Entries taken from a collection
========================================

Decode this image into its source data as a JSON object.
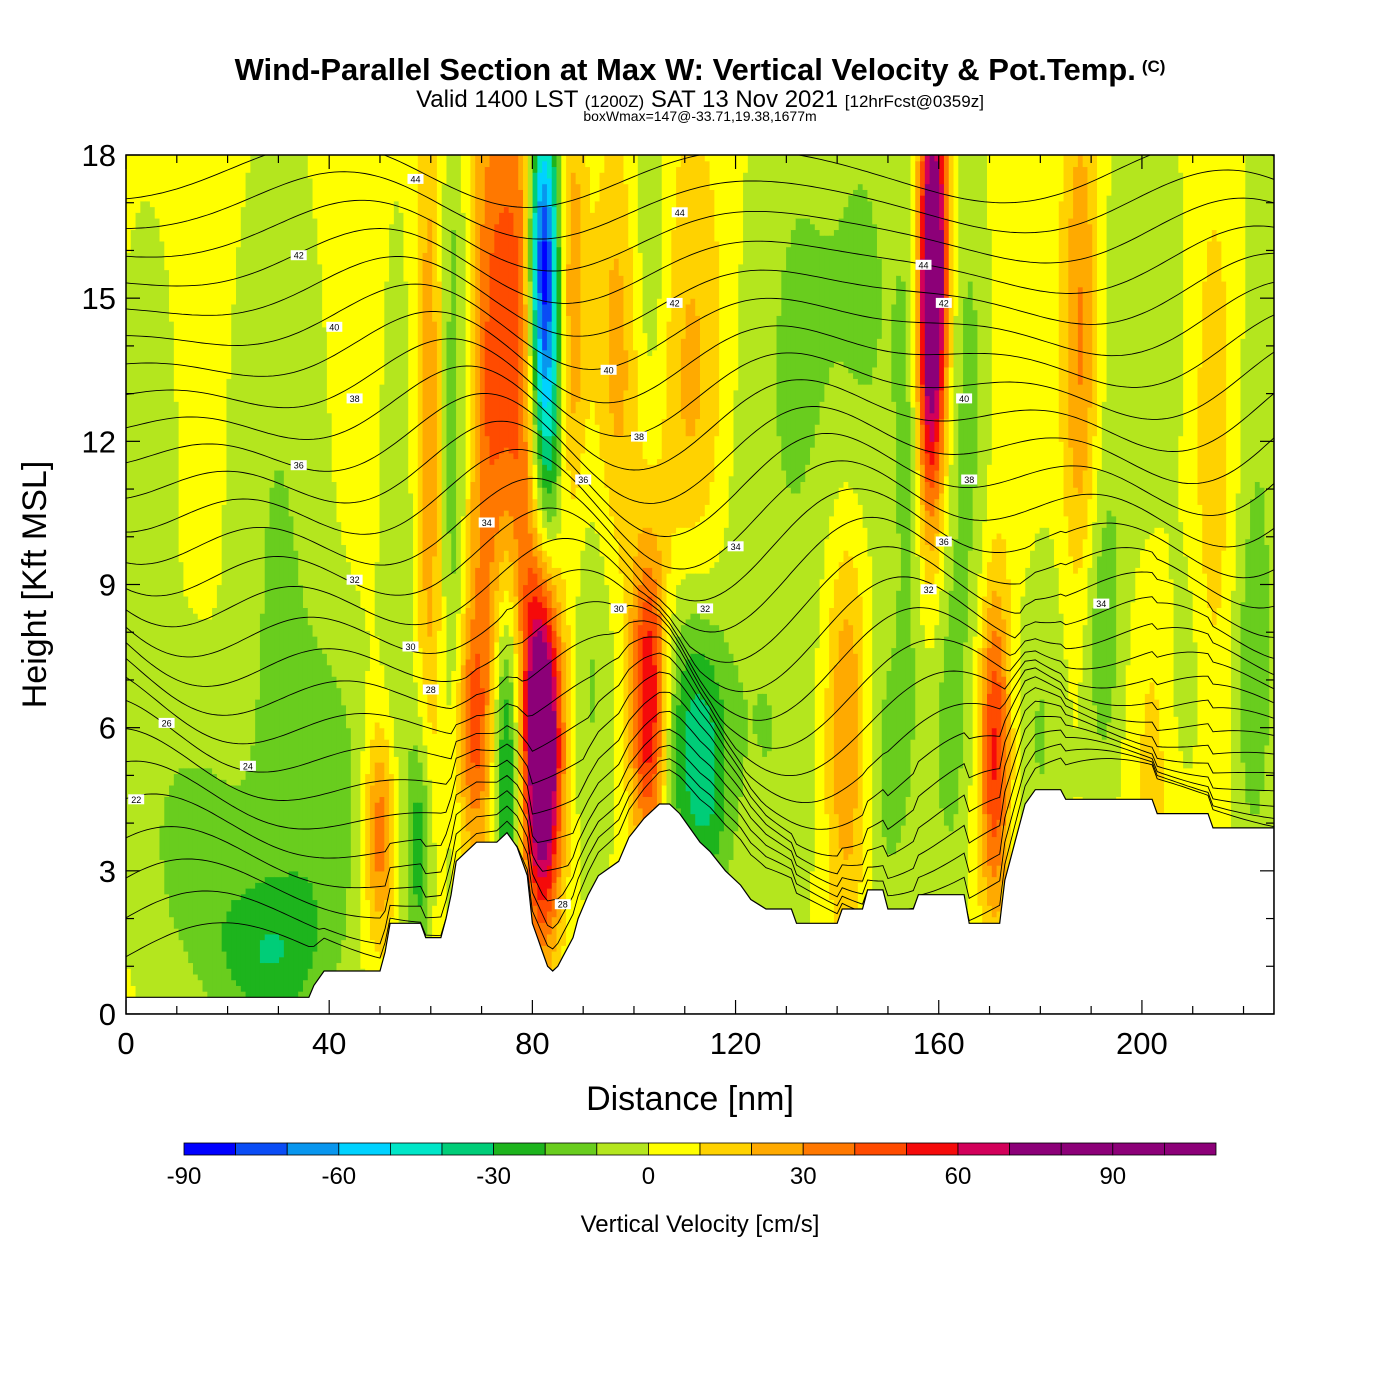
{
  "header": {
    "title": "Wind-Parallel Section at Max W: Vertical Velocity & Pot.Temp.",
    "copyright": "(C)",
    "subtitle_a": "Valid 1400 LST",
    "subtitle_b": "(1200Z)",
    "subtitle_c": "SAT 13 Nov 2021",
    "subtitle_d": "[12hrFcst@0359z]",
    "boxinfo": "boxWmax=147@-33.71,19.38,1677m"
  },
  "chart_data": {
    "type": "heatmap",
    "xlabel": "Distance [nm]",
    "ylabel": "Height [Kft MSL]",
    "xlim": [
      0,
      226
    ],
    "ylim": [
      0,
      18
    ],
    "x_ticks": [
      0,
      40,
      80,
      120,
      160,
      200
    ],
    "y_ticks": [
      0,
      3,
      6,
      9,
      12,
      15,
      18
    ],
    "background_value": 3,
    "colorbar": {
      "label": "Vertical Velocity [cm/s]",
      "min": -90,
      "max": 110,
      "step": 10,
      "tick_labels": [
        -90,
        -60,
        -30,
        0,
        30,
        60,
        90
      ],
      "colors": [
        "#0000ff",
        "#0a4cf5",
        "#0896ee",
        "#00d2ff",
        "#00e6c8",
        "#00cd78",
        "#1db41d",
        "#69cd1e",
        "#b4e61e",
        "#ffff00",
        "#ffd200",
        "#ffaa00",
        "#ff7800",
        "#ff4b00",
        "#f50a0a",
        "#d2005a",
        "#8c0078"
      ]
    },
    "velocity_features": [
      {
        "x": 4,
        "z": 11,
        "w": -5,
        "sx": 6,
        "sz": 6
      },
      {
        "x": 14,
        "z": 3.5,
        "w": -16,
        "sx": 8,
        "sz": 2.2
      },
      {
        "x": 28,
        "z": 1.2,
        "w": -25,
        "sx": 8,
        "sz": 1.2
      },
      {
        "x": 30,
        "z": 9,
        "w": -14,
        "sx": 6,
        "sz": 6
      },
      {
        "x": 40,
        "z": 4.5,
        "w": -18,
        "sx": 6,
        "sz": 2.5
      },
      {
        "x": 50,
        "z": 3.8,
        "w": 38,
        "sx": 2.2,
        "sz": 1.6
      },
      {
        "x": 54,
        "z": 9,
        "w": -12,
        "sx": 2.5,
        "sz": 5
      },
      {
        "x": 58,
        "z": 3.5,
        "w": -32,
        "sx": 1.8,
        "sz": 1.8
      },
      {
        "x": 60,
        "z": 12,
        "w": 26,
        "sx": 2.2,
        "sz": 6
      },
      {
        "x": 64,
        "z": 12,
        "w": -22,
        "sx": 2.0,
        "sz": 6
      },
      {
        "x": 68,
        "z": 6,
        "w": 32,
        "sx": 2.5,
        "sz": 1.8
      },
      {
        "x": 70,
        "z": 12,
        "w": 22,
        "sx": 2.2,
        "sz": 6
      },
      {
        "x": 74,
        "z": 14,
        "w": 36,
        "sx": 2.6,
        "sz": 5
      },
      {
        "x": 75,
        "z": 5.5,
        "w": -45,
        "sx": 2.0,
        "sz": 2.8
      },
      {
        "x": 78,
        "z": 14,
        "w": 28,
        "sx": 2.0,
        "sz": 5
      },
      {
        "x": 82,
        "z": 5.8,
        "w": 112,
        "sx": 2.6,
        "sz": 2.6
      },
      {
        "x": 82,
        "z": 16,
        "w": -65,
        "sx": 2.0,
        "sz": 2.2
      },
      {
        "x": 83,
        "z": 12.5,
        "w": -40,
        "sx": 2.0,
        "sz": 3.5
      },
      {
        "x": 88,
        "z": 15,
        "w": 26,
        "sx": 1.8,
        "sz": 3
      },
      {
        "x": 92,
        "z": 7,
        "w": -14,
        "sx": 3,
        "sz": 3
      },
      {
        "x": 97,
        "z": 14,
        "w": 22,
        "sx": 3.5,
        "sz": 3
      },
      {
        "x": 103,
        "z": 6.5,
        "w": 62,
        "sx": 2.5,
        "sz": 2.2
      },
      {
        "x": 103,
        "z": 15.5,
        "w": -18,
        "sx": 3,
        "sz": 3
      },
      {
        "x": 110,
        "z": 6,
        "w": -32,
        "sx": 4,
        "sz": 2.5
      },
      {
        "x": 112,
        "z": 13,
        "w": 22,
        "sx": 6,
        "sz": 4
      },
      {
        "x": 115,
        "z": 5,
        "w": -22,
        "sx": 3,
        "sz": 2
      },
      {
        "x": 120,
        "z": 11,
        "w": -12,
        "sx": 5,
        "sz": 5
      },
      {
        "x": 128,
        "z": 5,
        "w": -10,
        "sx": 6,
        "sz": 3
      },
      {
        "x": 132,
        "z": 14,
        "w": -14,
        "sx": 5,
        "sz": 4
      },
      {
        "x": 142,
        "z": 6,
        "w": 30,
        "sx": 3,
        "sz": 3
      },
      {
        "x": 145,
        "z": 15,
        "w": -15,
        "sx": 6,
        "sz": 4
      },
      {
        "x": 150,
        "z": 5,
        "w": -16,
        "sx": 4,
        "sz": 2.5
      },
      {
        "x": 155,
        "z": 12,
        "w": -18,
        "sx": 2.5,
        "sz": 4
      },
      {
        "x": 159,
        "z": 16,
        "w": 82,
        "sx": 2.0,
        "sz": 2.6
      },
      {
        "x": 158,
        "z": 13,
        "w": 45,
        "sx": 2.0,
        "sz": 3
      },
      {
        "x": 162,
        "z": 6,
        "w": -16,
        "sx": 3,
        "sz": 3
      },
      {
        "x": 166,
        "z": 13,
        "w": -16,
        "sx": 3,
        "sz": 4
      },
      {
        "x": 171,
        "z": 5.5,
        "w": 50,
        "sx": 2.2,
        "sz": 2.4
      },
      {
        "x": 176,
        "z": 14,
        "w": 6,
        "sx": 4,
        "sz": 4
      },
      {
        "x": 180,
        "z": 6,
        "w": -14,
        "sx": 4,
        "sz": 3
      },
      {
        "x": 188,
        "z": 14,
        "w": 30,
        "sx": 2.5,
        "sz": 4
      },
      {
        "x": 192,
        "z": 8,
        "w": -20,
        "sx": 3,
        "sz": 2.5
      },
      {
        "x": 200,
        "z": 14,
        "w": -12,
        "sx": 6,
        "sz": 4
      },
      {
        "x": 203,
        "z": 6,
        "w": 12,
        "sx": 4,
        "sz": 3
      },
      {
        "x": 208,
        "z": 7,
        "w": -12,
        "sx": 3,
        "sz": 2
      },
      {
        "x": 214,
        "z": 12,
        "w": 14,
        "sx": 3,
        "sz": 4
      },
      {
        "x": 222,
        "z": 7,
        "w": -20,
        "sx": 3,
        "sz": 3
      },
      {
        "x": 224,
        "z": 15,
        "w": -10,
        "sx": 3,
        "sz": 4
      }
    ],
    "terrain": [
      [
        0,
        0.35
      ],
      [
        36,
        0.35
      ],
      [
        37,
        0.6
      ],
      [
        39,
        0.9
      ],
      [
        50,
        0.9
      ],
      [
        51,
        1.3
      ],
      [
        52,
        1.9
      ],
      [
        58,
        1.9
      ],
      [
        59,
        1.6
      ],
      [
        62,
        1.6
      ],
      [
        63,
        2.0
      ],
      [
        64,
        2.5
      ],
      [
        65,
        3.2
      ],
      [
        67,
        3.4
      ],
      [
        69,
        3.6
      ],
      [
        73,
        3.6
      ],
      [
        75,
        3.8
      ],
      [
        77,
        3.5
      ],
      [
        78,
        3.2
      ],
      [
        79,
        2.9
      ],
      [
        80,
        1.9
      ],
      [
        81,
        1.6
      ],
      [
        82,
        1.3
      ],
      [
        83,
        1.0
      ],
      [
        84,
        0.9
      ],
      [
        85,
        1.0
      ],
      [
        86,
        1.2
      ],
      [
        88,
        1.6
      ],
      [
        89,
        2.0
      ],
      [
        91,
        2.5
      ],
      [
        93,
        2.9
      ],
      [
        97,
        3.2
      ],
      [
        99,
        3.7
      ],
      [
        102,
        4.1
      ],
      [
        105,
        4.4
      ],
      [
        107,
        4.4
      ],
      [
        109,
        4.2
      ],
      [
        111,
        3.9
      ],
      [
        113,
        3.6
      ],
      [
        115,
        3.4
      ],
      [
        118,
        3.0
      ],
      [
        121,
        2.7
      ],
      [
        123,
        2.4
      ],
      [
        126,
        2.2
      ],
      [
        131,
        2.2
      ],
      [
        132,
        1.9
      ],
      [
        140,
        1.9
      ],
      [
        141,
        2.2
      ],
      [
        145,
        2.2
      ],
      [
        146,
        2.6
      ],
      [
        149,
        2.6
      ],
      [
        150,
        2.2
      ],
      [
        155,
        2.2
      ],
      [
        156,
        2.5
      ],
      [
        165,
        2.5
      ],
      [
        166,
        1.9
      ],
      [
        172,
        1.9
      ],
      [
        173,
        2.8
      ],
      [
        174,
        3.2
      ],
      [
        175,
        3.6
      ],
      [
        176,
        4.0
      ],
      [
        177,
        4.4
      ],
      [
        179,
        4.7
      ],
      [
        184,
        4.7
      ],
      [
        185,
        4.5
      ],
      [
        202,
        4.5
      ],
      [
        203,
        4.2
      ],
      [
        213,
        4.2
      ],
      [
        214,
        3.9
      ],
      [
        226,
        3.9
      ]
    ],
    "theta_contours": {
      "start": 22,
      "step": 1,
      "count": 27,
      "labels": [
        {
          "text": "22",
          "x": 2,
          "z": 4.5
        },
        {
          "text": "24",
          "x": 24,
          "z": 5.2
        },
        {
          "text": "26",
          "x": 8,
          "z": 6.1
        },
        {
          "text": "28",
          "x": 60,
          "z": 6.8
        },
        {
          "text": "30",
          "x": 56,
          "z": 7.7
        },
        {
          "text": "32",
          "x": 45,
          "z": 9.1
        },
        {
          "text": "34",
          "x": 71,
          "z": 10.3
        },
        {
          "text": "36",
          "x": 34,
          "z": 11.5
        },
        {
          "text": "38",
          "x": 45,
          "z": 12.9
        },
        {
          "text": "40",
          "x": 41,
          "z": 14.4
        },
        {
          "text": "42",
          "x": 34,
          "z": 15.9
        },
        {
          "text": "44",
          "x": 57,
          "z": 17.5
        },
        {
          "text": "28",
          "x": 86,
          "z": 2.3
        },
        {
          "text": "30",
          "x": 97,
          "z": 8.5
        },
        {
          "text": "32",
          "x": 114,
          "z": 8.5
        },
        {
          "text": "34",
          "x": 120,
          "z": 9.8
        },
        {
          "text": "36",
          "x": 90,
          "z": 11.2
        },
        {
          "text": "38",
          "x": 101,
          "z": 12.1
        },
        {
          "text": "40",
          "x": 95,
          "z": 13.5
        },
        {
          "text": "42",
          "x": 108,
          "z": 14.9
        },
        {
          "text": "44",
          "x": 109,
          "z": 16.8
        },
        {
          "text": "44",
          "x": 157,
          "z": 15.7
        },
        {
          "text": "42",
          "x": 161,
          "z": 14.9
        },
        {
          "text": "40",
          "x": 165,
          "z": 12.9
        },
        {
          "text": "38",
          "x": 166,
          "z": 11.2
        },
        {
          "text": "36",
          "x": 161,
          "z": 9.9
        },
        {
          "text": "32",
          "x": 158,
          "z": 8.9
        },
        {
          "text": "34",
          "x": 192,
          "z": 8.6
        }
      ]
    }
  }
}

========================================

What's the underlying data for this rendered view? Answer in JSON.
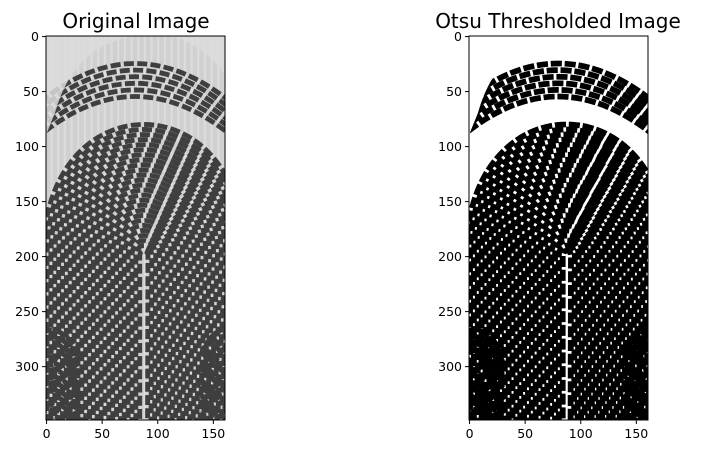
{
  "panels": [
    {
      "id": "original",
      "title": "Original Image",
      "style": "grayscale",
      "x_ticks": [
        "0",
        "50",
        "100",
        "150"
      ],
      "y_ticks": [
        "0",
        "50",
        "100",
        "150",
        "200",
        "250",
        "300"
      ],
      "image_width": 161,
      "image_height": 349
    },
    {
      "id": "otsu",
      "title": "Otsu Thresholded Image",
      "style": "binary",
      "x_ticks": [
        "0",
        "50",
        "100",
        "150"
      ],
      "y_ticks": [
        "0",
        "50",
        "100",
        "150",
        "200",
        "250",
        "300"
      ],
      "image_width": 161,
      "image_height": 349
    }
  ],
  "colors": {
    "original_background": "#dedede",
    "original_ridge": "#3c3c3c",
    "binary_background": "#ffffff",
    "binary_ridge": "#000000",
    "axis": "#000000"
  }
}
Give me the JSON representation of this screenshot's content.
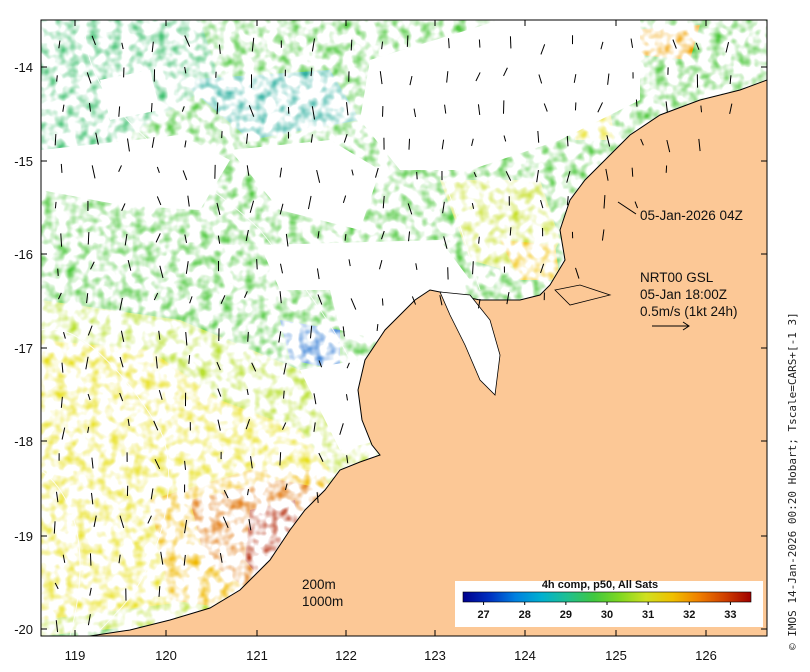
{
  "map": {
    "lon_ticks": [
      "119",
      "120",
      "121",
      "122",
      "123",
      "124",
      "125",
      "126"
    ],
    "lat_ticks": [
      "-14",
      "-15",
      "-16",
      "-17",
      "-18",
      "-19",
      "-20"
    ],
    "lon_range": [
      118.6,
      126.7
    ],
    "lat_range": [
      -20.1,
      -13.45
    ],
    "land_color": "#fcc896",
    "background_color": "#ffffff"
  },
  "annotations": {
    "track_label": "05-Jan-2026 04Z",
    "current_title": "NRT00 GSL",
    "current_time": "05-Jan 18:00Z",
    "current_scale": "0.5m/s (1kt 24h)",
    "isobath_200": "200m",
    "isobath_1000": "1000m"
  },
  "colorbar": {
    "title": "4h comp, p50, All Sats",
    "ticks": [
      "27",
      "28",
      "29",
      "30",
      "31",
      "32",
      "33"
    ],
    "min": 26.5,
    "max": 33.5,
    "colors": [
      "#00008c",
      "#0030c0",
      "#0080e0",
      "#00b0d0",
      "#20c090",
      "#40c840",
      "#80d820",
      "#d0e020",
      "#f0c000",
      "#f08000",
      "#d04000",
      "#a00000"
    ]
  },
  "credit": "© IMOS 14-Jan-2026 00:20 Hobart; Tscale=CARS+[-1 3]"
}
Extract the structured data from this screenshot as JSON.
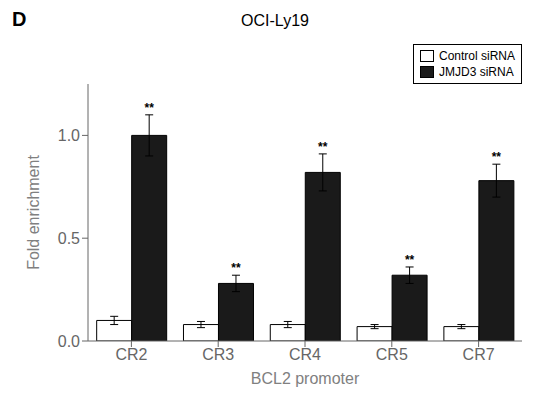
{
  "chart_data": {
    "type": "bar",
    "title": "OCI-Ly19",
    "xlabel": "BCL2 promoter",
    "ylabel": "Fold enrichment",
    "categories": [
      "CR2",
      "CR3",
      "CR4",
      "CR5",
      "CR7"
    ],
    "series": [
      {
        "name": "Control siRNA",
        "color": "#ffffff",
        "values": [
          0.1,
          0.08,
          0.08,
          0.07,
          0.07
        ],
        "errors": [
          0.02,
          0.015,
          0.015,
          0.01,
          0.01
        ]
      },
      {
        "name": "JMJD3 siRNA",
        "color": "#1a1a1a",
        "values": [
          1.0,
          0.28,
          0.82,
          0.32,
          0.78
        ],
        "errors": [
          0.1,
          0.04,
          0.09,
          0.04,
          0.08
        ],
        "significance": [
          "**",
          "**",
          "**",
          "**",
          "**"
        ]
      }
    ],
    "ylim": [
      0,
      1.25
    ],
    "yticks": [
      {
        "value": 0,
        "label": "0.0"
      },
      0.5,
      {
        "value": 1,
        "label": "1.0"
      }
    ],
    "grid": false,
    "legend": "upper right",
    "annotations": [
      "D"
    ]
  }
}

========================================

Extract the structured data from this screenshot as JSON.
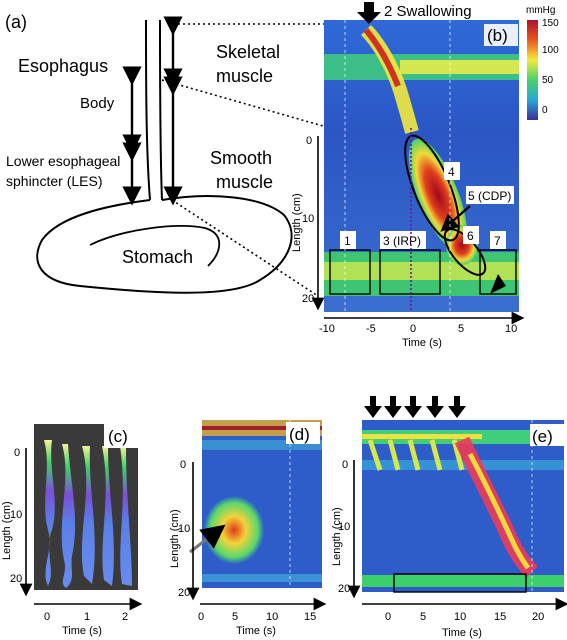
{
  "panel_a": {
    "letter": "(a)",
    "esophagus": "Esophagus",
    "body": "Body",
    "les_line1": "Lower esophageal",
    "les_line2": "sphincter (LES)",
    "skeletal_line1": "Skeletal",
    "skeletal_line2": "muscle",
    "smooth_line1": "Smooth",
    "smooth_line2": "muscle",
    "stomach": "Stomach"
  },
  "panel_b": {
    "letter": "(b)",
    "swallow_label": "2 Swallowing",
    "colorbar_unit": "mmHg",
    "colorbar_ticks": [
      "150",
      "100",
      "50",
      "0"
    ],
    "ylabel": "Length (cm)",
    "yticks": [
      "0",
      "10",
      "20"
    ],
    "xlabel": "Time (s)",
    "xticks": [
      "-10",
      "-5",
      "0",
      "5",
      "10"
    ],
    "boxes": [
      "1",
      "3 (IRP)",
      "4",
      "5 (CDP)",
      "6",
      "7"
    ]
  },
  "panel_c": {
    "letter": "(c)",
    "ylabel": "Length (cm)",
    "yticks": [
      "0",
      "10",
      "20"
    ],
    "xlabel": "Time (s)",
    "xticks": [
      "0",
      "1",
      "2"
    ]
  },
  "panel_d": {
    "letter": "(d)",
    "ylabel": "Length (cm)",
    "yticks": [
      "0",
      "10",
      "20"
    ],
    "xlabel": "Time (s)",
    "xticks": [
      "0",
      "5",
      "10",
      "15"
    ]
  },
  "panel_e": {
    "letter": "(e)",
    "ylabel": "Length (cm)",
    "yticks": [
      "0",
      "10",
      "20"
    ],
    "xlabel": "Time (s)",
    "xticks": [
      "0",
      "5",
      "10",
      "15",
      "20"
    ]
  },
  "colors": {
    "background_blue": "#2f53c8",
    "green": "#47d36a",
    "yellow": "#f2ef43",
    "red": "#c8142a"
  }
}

========================================

WORK TO BE COMPLETED :: Take each line containing the string "this" and copy it out.

FINAL RESULT ::
Decode this image into its source data as a JSON object.
What's the underlying data for this rendered view? Answer in JSON.
Give me the JSON representation of this screenshot's content.
Extract the structured data from this screenshot as JSON.
Extract the structured data from this screenshot as JSON.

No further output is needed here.